▸ **Problem description**: Count the lines of the records that contain the string "frame", and give only that number.

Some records
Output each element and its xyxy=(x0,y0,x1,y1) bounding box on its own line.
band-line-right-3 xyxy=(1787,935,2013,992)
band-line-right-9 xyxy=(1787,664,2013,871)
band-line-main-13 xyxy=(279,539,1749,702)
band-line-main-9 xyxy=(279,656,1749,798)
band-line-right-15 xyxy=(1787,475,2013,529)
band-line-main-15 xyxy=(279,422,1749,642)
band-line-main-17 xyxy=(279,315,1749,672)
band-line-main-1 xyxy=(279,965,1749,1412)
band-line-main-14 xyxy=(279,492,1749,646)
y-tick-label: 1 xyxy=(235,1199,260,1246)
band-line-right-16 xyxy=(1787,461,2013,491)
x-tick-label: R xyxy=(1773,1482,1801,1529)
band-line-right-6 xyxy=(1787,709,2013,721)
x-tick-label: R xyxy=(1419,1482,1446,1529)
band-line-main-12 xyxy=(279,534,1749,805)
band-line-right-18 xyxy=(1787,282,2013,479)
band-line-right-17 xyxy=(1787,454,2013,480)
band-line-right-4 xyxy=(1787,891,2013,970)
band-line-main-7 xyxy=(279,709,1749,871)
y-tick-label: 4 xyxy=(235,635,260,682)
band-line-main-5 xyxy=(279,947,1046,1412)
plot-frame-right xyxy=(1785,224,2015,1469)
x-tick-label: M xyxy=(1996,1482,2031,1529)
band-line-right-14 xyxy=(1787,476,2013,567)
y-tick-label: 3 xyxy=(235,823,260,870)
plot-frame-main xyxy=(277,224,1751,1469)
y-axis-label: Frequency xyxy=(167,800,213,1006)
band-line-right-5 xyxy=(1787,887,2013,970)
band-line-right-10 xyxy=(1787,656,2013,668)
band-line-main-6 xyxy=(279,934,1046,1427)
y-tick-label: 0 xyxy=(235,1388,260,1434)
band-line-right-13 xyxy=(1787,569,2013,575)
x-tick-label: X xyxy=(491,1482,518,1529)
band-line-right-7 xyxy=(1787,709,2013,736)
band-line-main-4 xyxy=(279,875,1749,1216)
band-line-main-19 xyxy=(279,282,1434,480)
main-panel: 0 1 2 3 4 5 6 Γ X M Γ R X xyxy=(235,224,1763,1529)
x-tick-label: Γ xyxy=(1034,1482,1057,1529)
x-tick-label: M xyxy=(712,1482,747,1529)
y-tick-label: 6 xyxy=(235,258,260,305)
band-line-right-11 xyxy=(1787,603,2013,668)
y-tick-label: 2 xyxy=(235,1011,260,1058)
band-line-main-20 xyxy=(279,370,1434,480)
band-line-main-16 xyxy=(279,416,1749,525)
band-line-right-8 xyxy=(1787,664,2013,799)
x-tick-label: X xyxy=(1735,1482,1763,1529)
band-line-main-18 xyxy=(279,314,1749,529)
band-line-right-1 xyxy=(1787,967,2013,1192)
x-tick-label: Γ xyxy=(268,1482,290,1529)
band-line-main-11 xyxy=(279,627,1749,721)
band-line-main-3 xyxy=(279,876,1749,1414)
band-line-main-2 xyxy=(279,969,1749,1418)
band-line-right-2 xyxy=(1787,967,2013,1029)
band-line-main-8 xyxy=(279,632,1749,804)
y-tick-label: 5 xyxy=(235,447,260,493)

▸ **Solution to this problem**: 2